__Saved entries__.
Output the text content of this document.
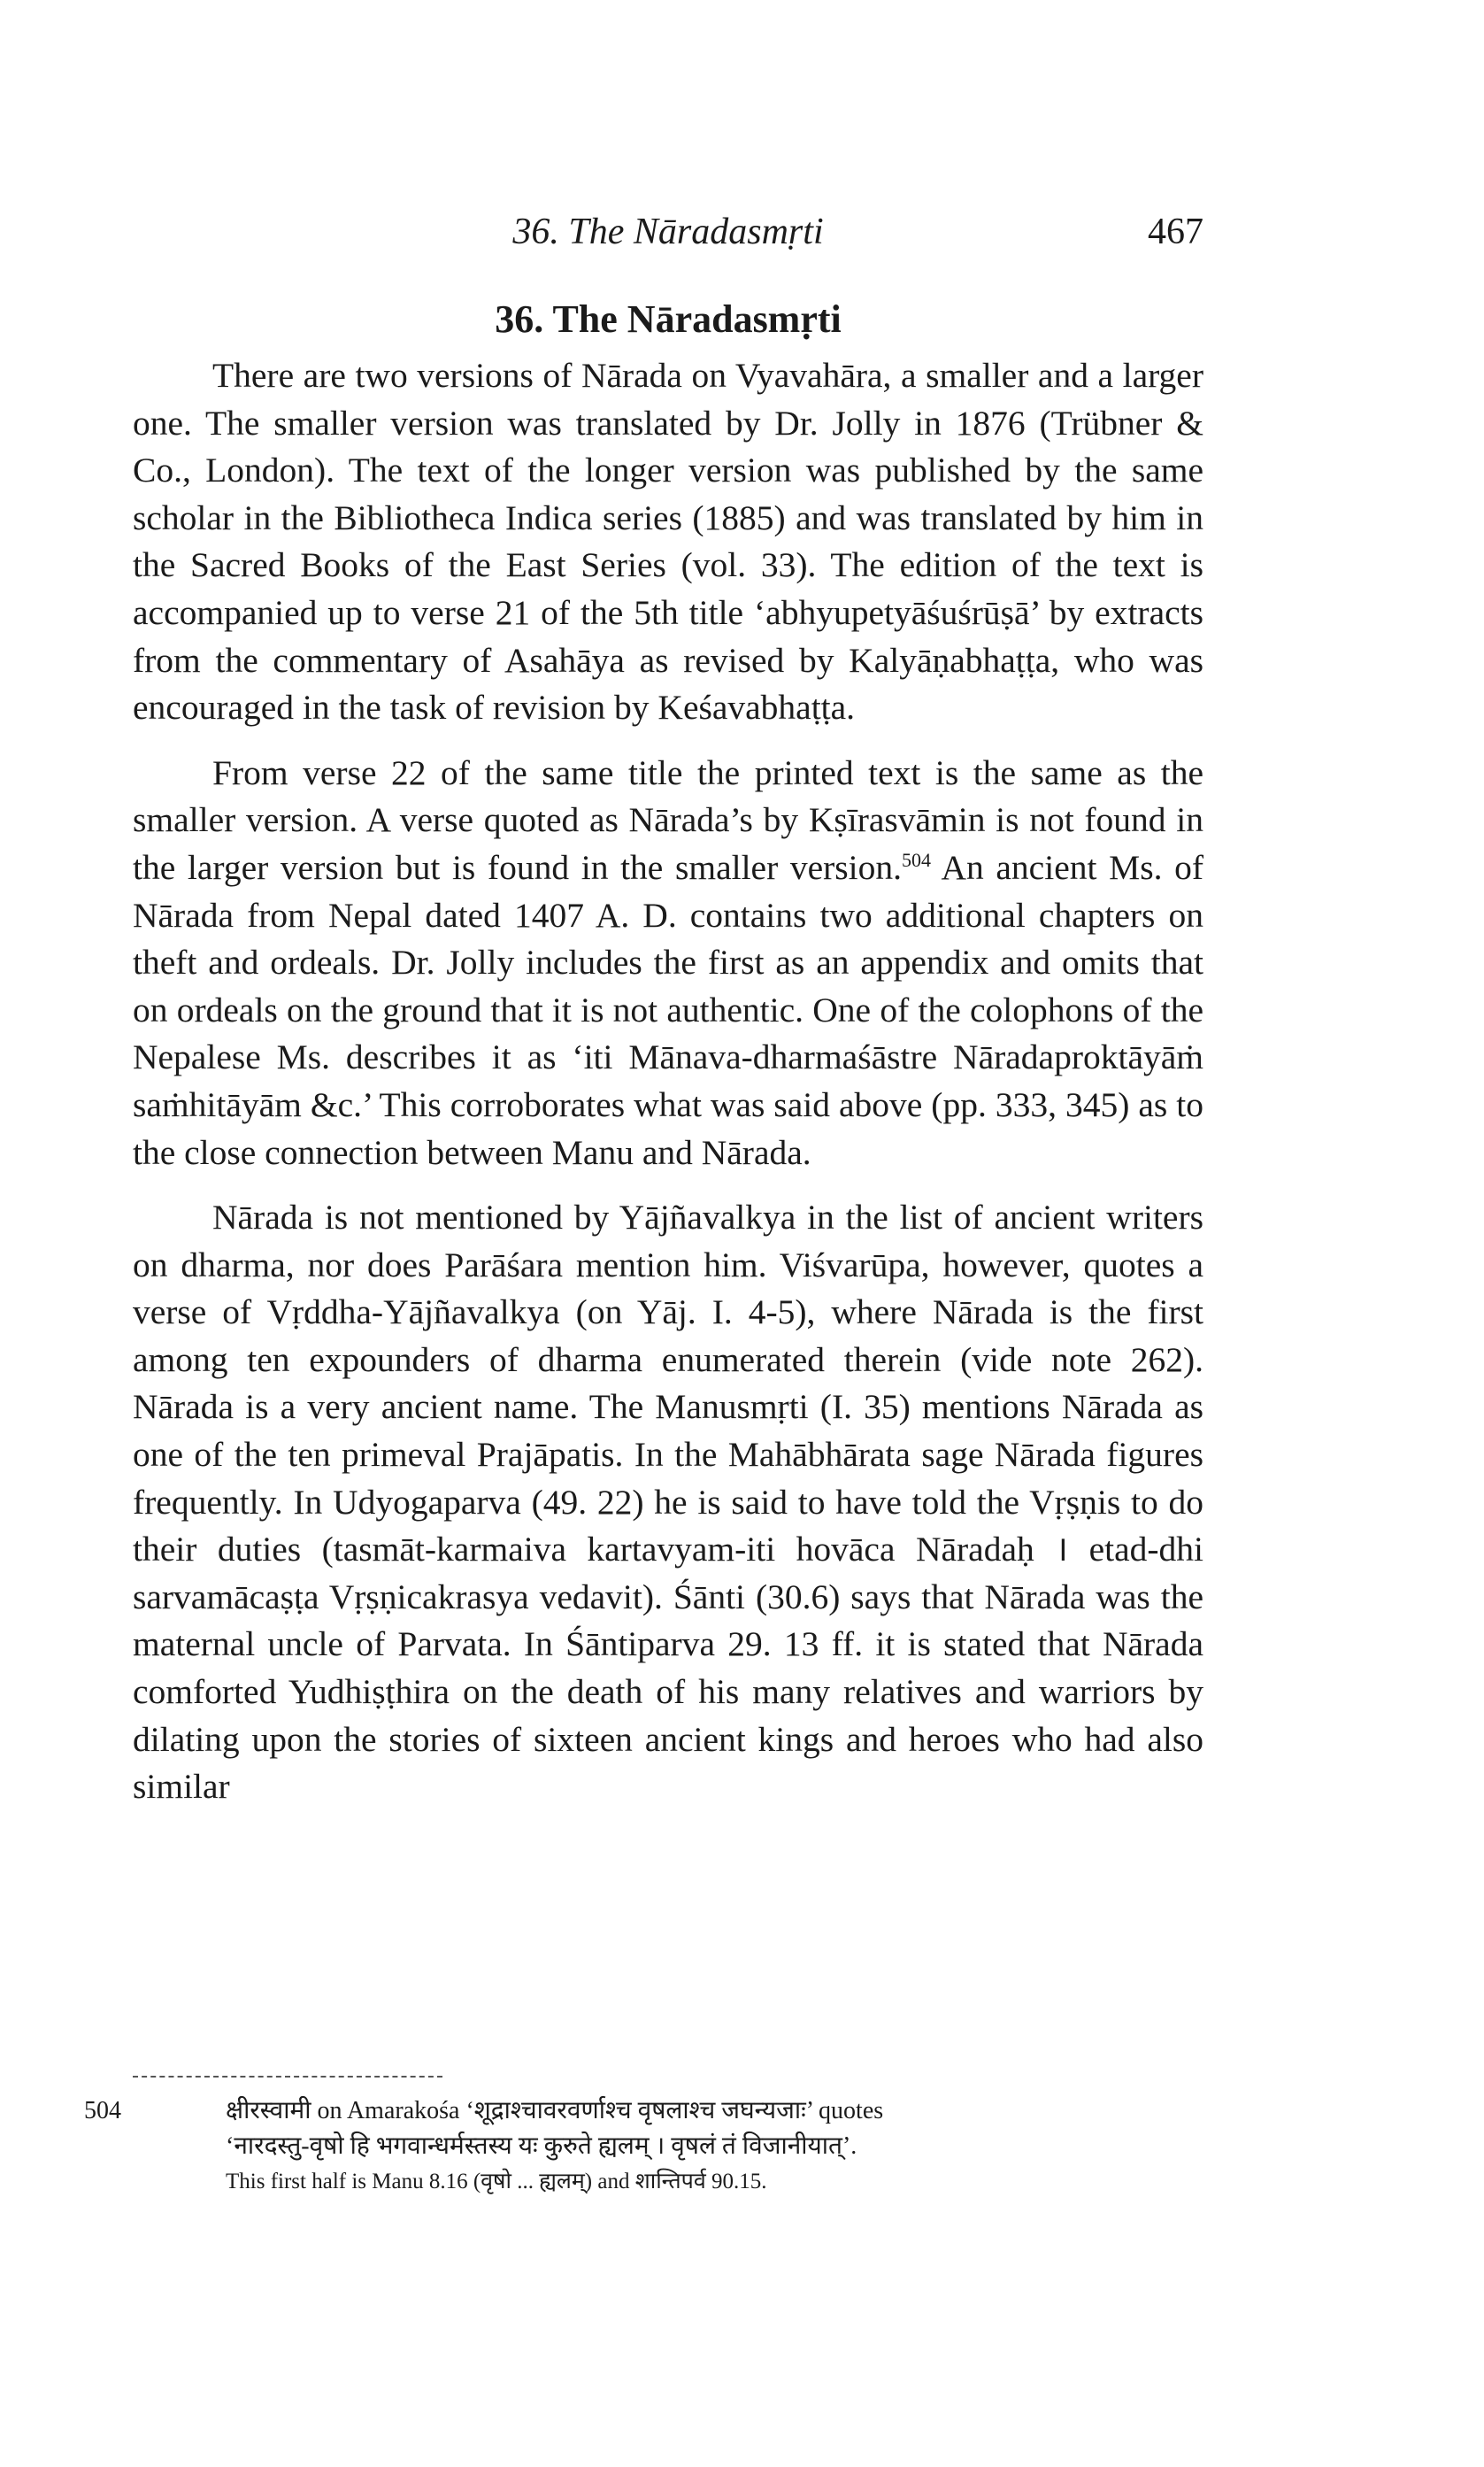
36. The Nāradasmṛti	467
36. The Nāradasmṛti

There are two versions of Nārada on Vyavahāra, a smaller and a larger one. The smaller version was translated by Dr. Jolly in 1876 (Trübner & Co., London). The text of the longer version was published by the same scholar in the Bibliotheca Indica series (1885) and was translated by him in the Sacred Books of the East Series (vol. 33). The edition of the text is accompanied up to verse 21 of the 5th title ‘abhyupetyāśuśrūṣā’ by extracts from the commentary of Asahāya as revised by Kalyāṇabhaṭṭa, who was encouraged in the task of revision by Keśavabhaṭṭa.

From verse 22 of the same title the printed text is the same as the smaller version. A verse quoted as Nārada’s by Kṣīrasvāmin is not found in the larger version but is found in the smaller version.$^{504}$ An ancient Ms. of Nārada from Nepal dated 1407 A. D. contains two additional chapters on theft and ordeals. Dr. Jolly includes the first as an appendix and omits that on ordeals on the ground that it is not authentic. One of the colophons of the Nepalese Ms. describes it as ‘iti Mānava-dharmaśāstre Nāradaproktāyāṁ saṁhitāyām &c.’ This corroborates what was said above (pp. 333, 345) as to the close connection between Manu and Nārada.

Nārada is not mentioned by Yājñavalkya in the list of ancient writers on dharma, nor does Parāśara mention him. Viśvarūpa, however, quotes a verse of Vṛddha-Yājñavalkya (on Yāj. I. 4-5), where Nārada is the first among ten expounders of dharma enumerated therein (vide note 262). Nārada is a very ancient name. The Manusmṛti (I. 35) mentions Nārada as one of the ten primeval Prajāpatis. In the Mahābhārata sage Nārada figures frequently. In Udyogaparva (49. 22) he is said to have told the Vṛṣṇis to do their duties (tasmāt-karmaiva kartavyam-iti hovāca Nāradaḥ । etad-dhi sarvamācaṣṭa Vṛṣṇicakrasya vedavit). Śānti (30.6) says that Nārada was the maternal uncle of Parvata. In Śāntiparva 29. 13 ff. it is stated that Nārada comforted Yudhiṣṭhira on the death of his many relatives and warriors by dilating upon the stories of sixteen ancient kings and heroes who had also similar

504	क्षीरस्वामी on Amarakośa ‘शूद्राश्चावरवर्णाश्च वृषलाश्च जघन्यजाः’ quotes
‘नारदस्तु-वृषो हि भगवान्धर्मस्तस्य यः कुरुते ह्यलम् । वृषलं तं विजानीयात्’.
This first half is Manu 8.16 (वृषो ... ह्यलम्) and शान्तिपर्व 90.15.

__Requirements__. Check each line above for "Nāradasmṛti" and return the ones that have it.

__Exercise response__.
36. The Nāradasmṛti	467
36. The Nāradasmṛti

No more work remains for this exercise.